Please retype all of the material below word for word, changing nothing.

— SUPPLIED ENTRIES —

-------------------------

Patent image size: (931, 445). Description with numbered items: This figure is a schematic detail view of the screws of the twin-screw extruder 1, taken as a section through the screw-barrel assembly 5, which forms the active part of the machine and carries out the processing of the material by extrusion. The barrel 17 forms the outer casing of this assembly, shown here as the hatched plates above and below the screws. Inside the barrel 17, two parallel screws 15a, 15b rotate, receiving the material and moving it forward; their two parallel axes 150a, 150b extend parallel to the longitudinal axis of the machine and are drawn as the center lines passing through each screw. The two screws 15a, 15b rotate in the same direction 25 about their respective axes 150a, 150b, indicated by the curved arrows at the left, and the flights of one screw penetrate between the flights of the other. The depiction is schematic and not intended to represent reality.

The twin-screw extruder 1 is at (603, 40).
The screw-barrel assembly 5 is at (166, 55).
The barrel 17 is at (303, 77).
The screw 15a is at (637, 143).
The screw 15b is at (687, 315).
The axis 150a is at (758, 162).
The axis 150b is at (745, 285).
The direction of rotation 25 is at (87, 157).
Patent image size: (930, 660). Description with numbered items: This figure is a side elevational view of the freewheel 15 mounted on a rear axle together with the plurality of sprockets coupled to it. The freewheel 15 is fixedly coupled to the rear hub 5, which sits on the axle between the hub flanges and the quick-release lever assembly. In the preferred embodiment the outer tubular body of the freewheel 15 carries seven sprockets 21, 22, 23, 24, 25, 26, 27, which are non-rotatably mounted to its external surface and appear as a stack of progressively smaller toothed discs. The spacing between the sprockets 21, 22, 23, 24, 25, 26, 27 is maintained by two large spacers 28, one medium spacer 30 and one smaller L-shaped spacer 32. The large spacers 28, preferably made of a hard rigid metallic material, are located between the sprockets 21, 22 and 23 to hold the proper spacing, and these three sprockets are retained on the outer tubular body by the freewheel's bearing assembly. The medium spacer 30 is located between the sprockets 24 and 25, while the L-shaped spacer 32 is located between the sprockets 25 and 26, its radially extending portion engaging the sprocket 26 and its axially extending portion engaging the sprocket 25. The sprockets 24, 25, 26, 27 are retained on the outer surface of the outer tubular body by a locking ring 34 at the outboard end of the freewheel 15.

-------------------------

— RESULT BELOW —
Patent image size: (931, 445). Description with numbered items: This figure is a schematic detail view of the screws of the twin-screw extruder 1, taken as a section through the screw-barrel assembly 5, which forms the active part of the machine and carries out the processing of the material by extrusion. The barrel 17 forms the outer casing of this assembly, shown here as the hatched plates above and below the screws. Inside the barrel 17, two parallel screws 15a, 15b rotate, receiving the material and moving it forward; their two parallel axes 150a, 150b extend parallel to the longitudinal axis of the machine and are drawn as the center lines passing through each screw. The two screws 15a, 15b rotate in the same direction 25 about their respective axes 150a, 150b, indicated by the curved arrows at the left, and the flights of one screw penetrate between the flights of the other. The depiction is schematic and not intended to represent reality.

The twin-screw extruder 1 is at (603, 40).
The screw-barrel assembly 5 is at (166, 55).
The barrel 17 is at (303, 77).
The screw 15a is at (637, 143).
The screw 15b is at (687, 315).
The axis 150a is at (758, 162).
The axis 150b is at (745, 285).
The direction of rotation 25 is at (87, 157).
Patent image size: (930, 660). Description with numbered items: This figure is a side elevational view of the freewheel 15 mounted on a rear axle together with the plurality of sprockets coupled to it. The freewheel 15 is fixedly coupled to the rear hub 5, which sits on the axle between the hub flanges and the quick-release lever assembly. In the preferred embodiment the outer tubular body of the freewheel 15 carries seven sprockets 21, 22, 23, 24, 25, 26, 27, which are non-rotatably mounted to its external surface and appear as a stack of progressively smaller toothed discs. The spacing between the sprockets 21, 22, 23, 24, 25, 26, 27 is maintained by two large spacers 28, one medium spacer 30 and one smaller L-shaped spacer 32. The large spacers 28, preferably made of a hard rigid metallic material, are located between the sprockets 21, 22 and 23 to hold the proper spacing, and these three sprockets are retained on the outer tubular body by the freewheel's bearing assembly. The medium spacer 30 is located between the sprockets 24 and 25, while the L-shaped spacer 32 is located between the sprockets 25 and 26, its radially extending portion engaging the sprocket 26 and its axially extending portion engaging the sprocket 25. The sprockets 24, 25, 26, 27 are retained on the outer surface of the outer tubular body by a locking ring 34 at the outboard end of the freewheel 15.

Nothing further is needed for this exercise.